## WHAT TO PRODUCE
Copy out each line below that has the word "name" in it.

## INPUT MATERIAL
-*-*-
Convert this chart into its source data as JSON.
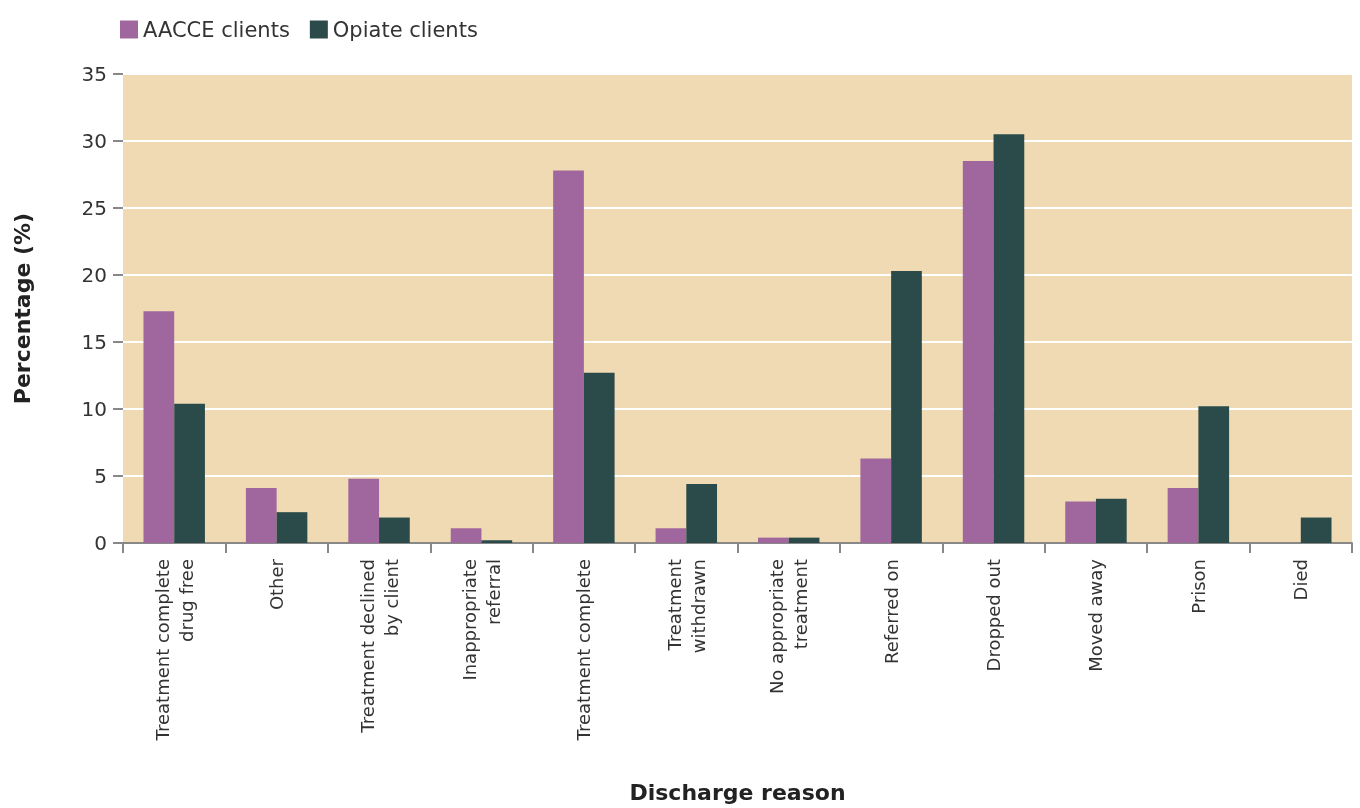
{
  "chart_data": {
    "type": "bar",
    "xlabel": "Discharge reason",
    "ylabel": "Percentage (%)",
    "categories": [
      "Treatment complete\ndrug free",
      "Other",
      "Treatment declined\nby client",
      "Inappropriate\nreferral",
      "Treatment complete",
      "Treatment\nwithdrawn",
      "No appropriate\ntreatment",
      "Referred on",
      "Dropped out",
      "Moved away",
      "Prison",
      "Died"
    ],
    "series": [
      {
        "name": "AACCE clients",
        "color": "#a0679e",
        "values": [
          17.3,
          4.1,
          4.8,
          1.1,
          27.8,
          1.1,
          0.4,
          6.3,
          28.5,
          3.1,
          4.1,
          0
        ]
      },
      {
        "name": "Opiate clients",
        "color": "#2b4b4a",
        "values": [
          10.4,
          2.3,
          1.9,
          0.2,
          12.7,
          4.4,
          0.4,
          20.3,
          30.5,
          3.3,
          10.2,
          1.9
        ]
      }
    ],
    "ylim": [
      0,
      35
    ],
    "yticks": [
      0,
      5,
      10,
      15,
      20,
      25,
      30,
      35
    ],
    "grid": "y",
    "legend": "top left"
  }
}
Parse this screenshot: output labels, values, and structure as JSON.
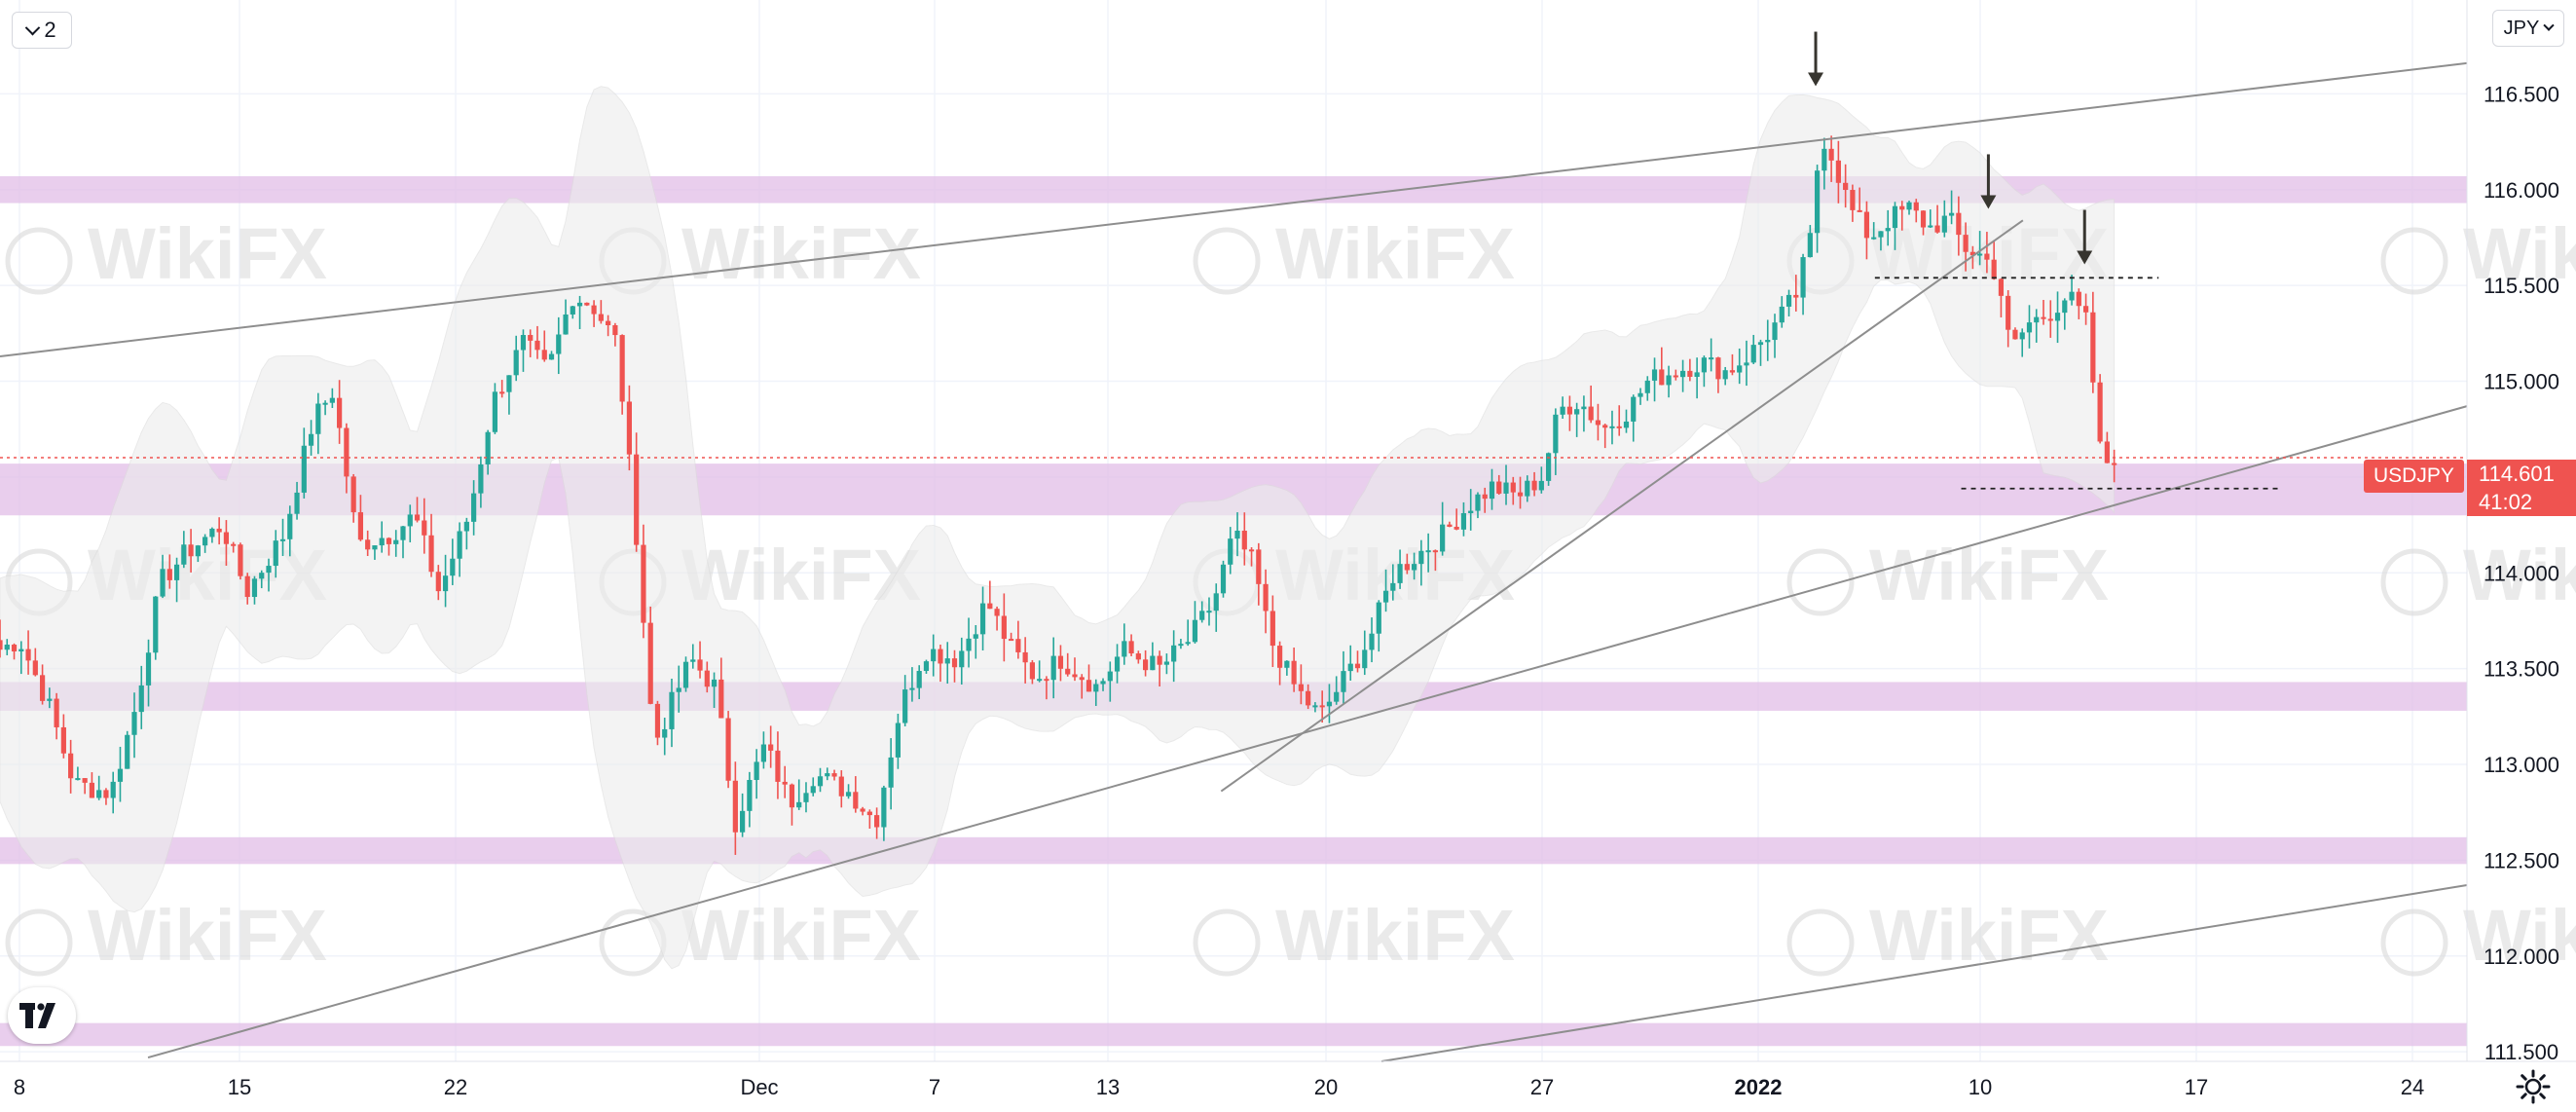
{
  "toolbar": {
    "series_count": "2",
    "currency": "JPY",
    "symbol": "USDJPY"
  },
  "price_tag": {
    "price": "114.601",
    "countdown": "41:02"
  },
  "colors": {
    "up": "#26a69a",
    "down": "#ef5350",
    "zone": "#e1bee7",
    "grid": "#f0f3fa",
    "trendline": "#8e8e8e",
    "band": "#ececec",
    "arrow": "#37352f",
    "watermark": "#d9d9d9"
  },
  "watermark_text": "WikiFX",
  "chart_data": {
    "type": "candlestick",
    "symbol": "USDJPY",
    "yaxis": {
      "ticks": [
        "116.500",
        "116.000",
        "115.500",
        "115.000",
        "114.500",
        "114.000",
        "113.500",
        "113.000",
        "112.500",
        "112.000",
        "111.500"
      ],
      "ylim": [
        111.45,
        116.99
      ]
    },
    "xaxis": {
      "ticks": [
        "8",
        "15",
        "22",
        "Dec",
        "7",
        "13",
        "20",
        "27",
        "2022",
        "10",
        "17",
        "24"
      ]
    },
    "current_price": 114.601,
    "countdown": "41:02",
    "horizontal_zones": [
      {
        "from": 115.93,
        "to": 116.07
      },
      {
        "from": 114.3,
        "to": 114.57
      },
      {
        "from": 113.28,
        "to": 113.43
      },
      {
        "from": 112.48,
        "to": 112.62
      },
      {
        "from": 111.53,
        "to": 111.65
      }
    ],
    "trend_lines": [
      {
        "from": [
          0,
          115.13
        ],
        "to": [
          1,
          116.66
        ]
      },
      {
        "from": [
          0.06,
          111.47
        ],
        "to": [
          1,
          114.87
        ]
      },
      {
        "from": [
          0.495,
          112.86
        ],
        "to": [
          0.82,
          115.84
        ]
      },
      {
        "from": [
          0.56,
          111.45
        ],
        "to": [
          1,
          112.37
        ]
      }
    ],
    "dashed_levels": [
      {
        "y": 115.54,
        "from": 0.76,
        "to": 0.875
      },
      {
        "y": 114.44,
        "from": 0.795,
        "to": 0.925
      }
    ],
    "markers": [
      {
        "type": "arrow-down",
        "x": 0.736,
        "y": 116.54
      },
      {
        "type": "arrow-down",
        "x": 0.806,
        "y": 115.9
      },
      {
        "type": "arrow-down",
        "x": 0.845,
        "y": 115.61
      }
    ],
    "series": [
      {
        "name": "USDJPY",
        "key_closes": [
          [
            0,
            113.6
          ],
          [
            0.008,
            113.65
          ],
          [
            0.02,
            113.3
          ],
          [
            0.03,
            112.9
          ],
          [
            0.045,
            112.85
          ],
          [
            0.055,
            113.3
          ],
          [
            0.065,
            113.95
          ],
          [
            0.075,
            114.1
          ],
          [
            0.09,
            114.25
          ],
          [
            0.1,
            113.9
          ],
          [
            0.115,
            114.2
          ],
          [
            0.127,
            114.8
          ],
          [
            0.135,
            114.95
          ],
          [
            0.145,
            114.15
          ],
          [
            0.158,
            114.2
          ],
          [
            0.168,
            114.3
          ],
          [
            0.178,
            113.9
          ],
          [
            0.19,
            114.3
          ],
          [
            0.2,
            114.9
          ],
          [
            0.212,
            115.2
          ],
          [
            0.222,
            115.05
          ],
          [
            0.232,
            115.45
          ],
          [
            0.24,
            115.4
          ],
          [
            0.25,
            115.2
          ],
          [
            0.258,
            114.2
          ],
          [
            0.265,
            113.1
          ],
          [
            0.28,
            113.55
          ],
          [
            0.29,
            113.4
          ],
          [
            0.298,
            112.7
          ],
          [
            0.31,
            113.1
          ],
          [
            0.32,
            112.8
          ],
          [
            0.33,
            112.95
          ],
          [
            0.345,
            112.85
          ],
          [
            0.355,
            112.7
          ],
          [
            0.365,
            113.3
          ],
          [
            0.375,
            113.6
          ],
          [
            0.388,
            113.55
          ],
          [
            0.4,
            113.85
          ],
          [
            0.41,
            113.6
          ],
          [
            0.42,
            113.45
          ],
          [
            0.43,
            113.55
          ],
          [
            0.445,
            113.4
          ],
          [
            0.455,
            113.6
          ],
          [
            0.47,
            113.5
          ],
          [
            0.482,
            113.65
          ],
          [
            0.492,
            113.85
          ],
          [
            0.5,
            114.2
          ],
          [
            0.508,
            114.05
          ],
          [
            0.515,
            113.65
          ],
          [
            0.525,
            113.4
          ],
          [
            0.535,
            113.25
          ],
          [
            0.545,
            113.45
          ],
          [
            0.555,
            113.65
          ],
          [
            0.565,
            114.0
          ],
          [
            0.575,
            114.1
          ],
          [
            0.585,
            114.2
          ],
          [
            0.595,
            114.35
          ],
          [
            0.605,
            114.45
          ],
          [
            0.615,
            114.4
          ],
          [
            0.625,
            114.5
          ],
          [
            0.632,
            114.85
          ],
          [
            0.64,
            114.9
          ],
          [
            0.65,
            114.75
          ],
          [
            0.66,
            114.85
          ],
          [
            0.668,
            115.0
          ],
          [
            0.678,
            115.05
          ],
          [
            0.69,
            115.1
          ],
          [
            0.7,
            115.05
          ],
          [
            0.71,
            115.15
          ],
          [
            0.72,
            115.3
          ],
          [
            0.728,
            115.45
          ],
          [
            0.734,
            115.75
          ],
          [
            0.738,
            116.3
          ],
          [
            0.742,
            116.2
          ],
          [
            0.75,
            115.9
          ],
          [
            0.758,
            115.75
          ],
          [
            0.766,
            115.85
          ],
          [
            0.774,
            115.9
          ],
          [
            0.782,
            115.8
          ],
          [
            0.79,
            115.85
          ],
          [
            0.796,
            115.7
          ],
          [
            0.804,
            115.65
          ],
          [
            0.81,
            115.55
          ],
          [
            0.815,
            115.15
          ],
          [
            0.822,
            115.3
          ],
          [
            0.83,
            115.35
          ],
          [
            0.838,
            115.45
          ],
          [
            0.846,
            115.3
          ],
          [
            0.852,
            114.55
          ],
          [
            0.857,
            114.62
          ]
        ]
      }
    ]
  }
}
-*-*-
## ANSWER TO THE EXERCISE
        "name": "AACCE clients",
        "name": "Opiate clients",
        "name": "USDJPY",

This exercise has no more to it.